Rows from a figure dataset
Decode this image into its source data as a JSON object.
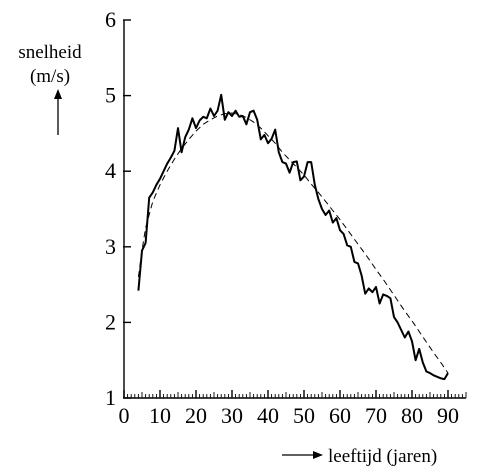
{
  "chart_data": {
    "type": "line",
    "title": "",
    "ylabel_line1": "snelheid",
    "ylabel_line2": "(m/s)",
    "xlabel": "leeftijd (jaren)",
    "xlim": [
      0,
      95
    ],
    "ylim": [
      1,
      6
    ],
    "xticks": [
      0,
      10,
      20,
      30,
      40,
      50,
      60,
      70,
      80,
      90
    ],
    "yticks": [
      1,
      2,
      3,
      4,
      5,
      6
    ],
    "x_minor_step": 1,
    "grid": false,
    "legend": "none",
    "series": [
      {
        "style": "solid",
        "x": [
          4,
          5,
          6,
          7,
          8,
          9,
          10,
          11,
          12,
          13,
          14,
          15,
          16,
          17,
          18,
          19,
          20,
          21,
          22,
          23,
          24,
          25,
          26,
          27,
          28,
          29,
          30,
          31,
          32,
          33,
          34,
          35,
          36,
          37,
          38,
          39,
          40,
          41,
          42,
          43,
          44,
          45,
          46,
          47,
          48,
          49,
          50,
          51,
          52,
          53,
          54,
          55,
          56,
          57,
          58,
          59,
          60,
          61,
          62,
          63,
          64,
          65,
          66,
          67,
          68,
          69,
          70,
          71,
          72,
          73,
          74,
          75,
          76,
          77,
          78,
          79,
          80,
          81,
          82,
          83,
          84,
          85,
          86,
          87,
          88,
          89,
          90
        ],
        "values": [
          2.42,
          2.95,
          3.05,
          3.65,
          3.72,
          3.82,
          3.9,
          4.0,
          4.1,
          4.18,
          4.27,
          4.57,
          4.25,
          4.45,
          4.55,
          4.7,
          4.57,
          4.67,
          4.72,
          4.7,
          4.83,
          4.73,
          4.8,
          5.01,
          4.68,
          4.78,
          4.73,
          4.8,
          4.72,
          4.73,
          4.62,
          4.78,
          4.8,
          4.68,
          4.42,
          4.48,
          4.37,
          4.43,
          4.55,
          4.25,
          4.12,
          4.1,
          3.98,
          4.12,
          4.13,
          3.88,
          3.93,
          4.12,
          4.12,
          3.82,
          3.63,
          3.5,
          3.42,
          3.48,
          3.32,
          3.38,
          3.22,
          3.17,
          3.02,
          3.0,
          2.8,
          2.78,
          2.62,
          2.38,
          2.45,
          2.4,
          2.47,
          2.25,
          2.37,
          2.35,
          2.32,
          2.07,
          2.0,
          1.9,
          1.8,
          1.88,
          1.75,
          1.5,
          1.65,
          1.47,
          1.35,
          1.33,
          1.3,
          1.28,
          1.26,
          1.25,
          1.33
        ]
      },
      {
        "style": "dashed",
        "x": [
          4,
          5,
          6,
          8,
          10,
          12,
          14,
          16,
          18,
          20,
          22,
          24,
          26,
          28,
          30,
          32,
          34,
          36,
          38,
          40,
          42,
          44,
          46,
          48,
          50,
          52,
          54,
          56,
          58,
          60,
          62,
          64,
          66,
          68,
          70,
          72,
          74,
          76,
          78,
          80,
          82,
          84,
          86,
          88,
          90
        ],
        "values": [
          2.6,
          2.95,
          3.25,
          3.6,
          3.82,
          4.0,
          4.16,
          4.3,
          4.42,
          4.53,
          4.62,
          4.68,
          4.73,
          4.76,
          4.77,
          4.75,
          4.71,
          4.65,
          4.57,
          4.47,
          4.37,
          4.25,
          4.15,
          4.05,
          3.95,
          3.83,
          3.72,
          3.6,
          3.48,
          3.36,
          3.23,
          3.1,
          2.97,
          2.84,
          2.7,
          2.57,
          2.43,
          2.29,
          2.15,
          2.02,
          1.88,
          1.74,
          1.6,
          1.47,
          1.33
        ]
      }
    ]
  }
}
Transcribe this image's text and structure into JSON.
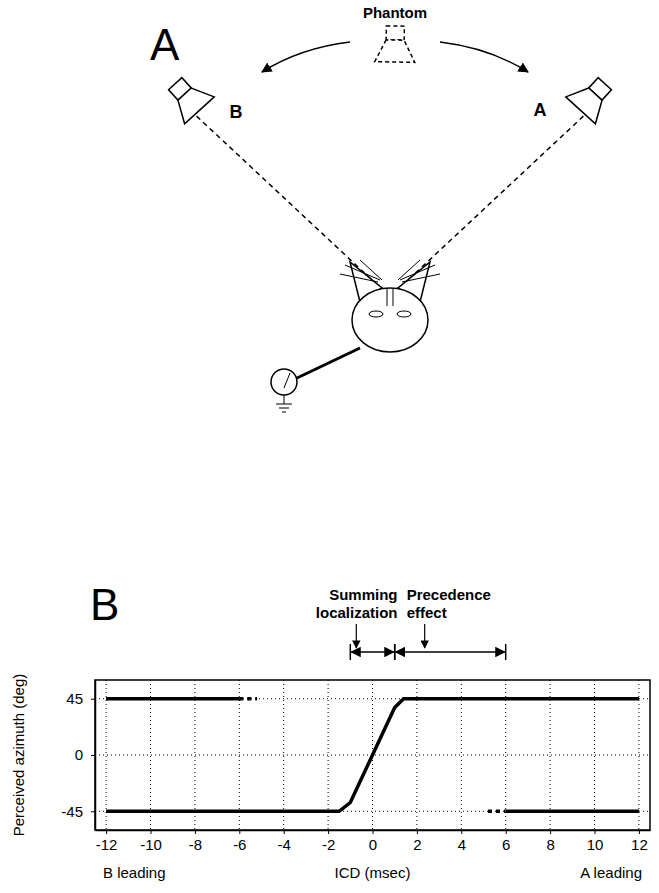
{
  "diagram": {
    "panel_label": "A",
    "phantom_label": "Phantom",
    "speakers": [
      {
        "label": "B"
      },
      {
        "label": "A"
      }
    ]
  },
  "chart_data": {
    "type": "line",
    "panel_label": "B",
    "y_label": "Perceived azimuth (deg)",
    "x_label": "ICD (msec)",
    "x_label_left": "B leading",
    "x_label_right": "A leading",
    "xlim": [
      -12.5,
      12.5
    ],
    "xticks": [
      -12,
      -10,
      -8,
      -6,
      -4,
      -2,
      0,
      2,
      4,
      6,
      8,
      10,
      12
    ],
    "ylim": [
      -60,
      60
    ],
    "yticks": [
      -45,
      0,
      45
    ],
    "grid": true,
    "annotations": [
      {
        "text": "Summing localization",
        "x_range": [
          -1,
          1
        ]
      },
      {
        "text": "Precedence effect",
        "x_range": [
          1,
          6
        ]
      }
    ],
    "series": [
      {
        "color": "#000000",
        "line_style": "solid",
        "x": [
          -12,
          -1.5,
          -1,
          0,
          1,
          1.4,
          12
        ],
        "values": [
          -45,
          -45,
          -38,
          0,
          38,
          45,
          45
        ]
      },
      {
        "color": "#000000",
        "line_style": "solid",
        "x": [
          -12,
          -6
        ],
        "values": [
          45,
          45
        ]
      },
      {
        "color": "#000000",
        "line_style": "dotted",
        "x": [
          -6,
          -5.2
        ],
        "values": [
          45,
          45
        ]
      },
      {
        "color": "#000000",
        "line_style": "dotted",
        "x": [
          5.2,
          6
        ],
        "values": [
          -45,
          -45
        ]
      },
      {
        "color": "#000000",
        "line_style": "solid",
        "x": [
          6,
          12
        ],
        "values": [
          -45,
          -45
        ]
      }
    ]
  }
}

- **What is being asked**
Copy each line above that contains the string "leading".

- **Task solution**
    "x_label_left": "B leading",
    "x_label_right": "A leading",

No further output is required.